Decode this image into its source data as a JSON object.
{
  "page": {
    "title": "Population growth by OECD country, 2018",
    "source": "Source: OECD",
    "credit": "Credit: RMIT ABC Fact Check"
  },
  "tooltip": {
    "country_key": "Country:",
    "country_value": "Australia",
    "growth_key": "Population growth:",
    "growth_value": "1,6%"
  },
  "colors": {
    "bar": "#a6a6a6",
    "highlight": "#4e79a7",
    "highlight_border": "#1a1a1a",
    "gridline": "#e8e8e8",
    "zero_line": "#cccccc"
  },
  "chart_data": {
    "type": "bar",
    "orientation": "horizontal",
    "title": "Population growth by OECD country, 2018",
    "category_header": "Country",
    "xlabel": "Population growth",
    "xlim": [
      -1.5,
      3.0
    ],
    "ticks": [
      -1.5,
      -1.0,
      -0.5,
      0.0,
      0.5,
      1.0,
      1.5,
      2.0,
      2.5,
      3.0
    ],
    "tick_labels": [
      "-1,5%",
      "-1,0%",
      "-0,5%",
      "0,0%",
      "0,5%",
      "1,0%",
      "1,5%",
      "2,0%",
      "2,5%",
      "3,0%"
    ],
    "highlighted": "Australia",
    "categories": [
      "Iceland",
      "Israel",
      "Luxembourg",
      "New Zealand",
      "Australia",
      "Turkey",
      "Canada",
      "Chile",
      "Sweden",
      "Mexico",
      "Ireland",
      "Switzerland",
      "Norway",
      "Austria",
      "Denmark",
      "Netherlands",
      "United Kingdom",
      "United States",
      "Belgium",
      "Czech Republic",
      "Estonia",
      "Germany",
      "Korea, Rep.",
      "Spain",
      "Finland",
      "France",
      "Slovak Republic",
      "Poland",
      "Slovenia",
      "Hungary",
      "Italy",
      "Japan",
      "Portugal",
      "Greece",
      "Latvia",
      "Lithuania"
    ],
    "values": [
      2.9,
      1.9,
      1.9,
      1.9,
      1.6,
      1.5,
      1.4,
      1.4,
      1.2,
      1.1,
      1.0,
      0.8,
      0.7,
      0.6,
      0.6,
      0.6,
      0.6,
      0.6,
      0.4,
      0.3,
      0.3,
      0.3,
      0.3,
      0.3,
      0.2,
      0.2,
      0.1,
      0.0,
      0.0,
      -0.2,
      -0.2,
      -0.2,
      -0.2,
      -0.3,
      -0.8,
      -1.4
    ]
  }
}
..............................
- **THE PROBLEM**: From the records above, copy every line that holds the word "source".

- **FULL RESPONSE**:
Decode this image into its source data as a JSON object.
    "source": "Source: OECD",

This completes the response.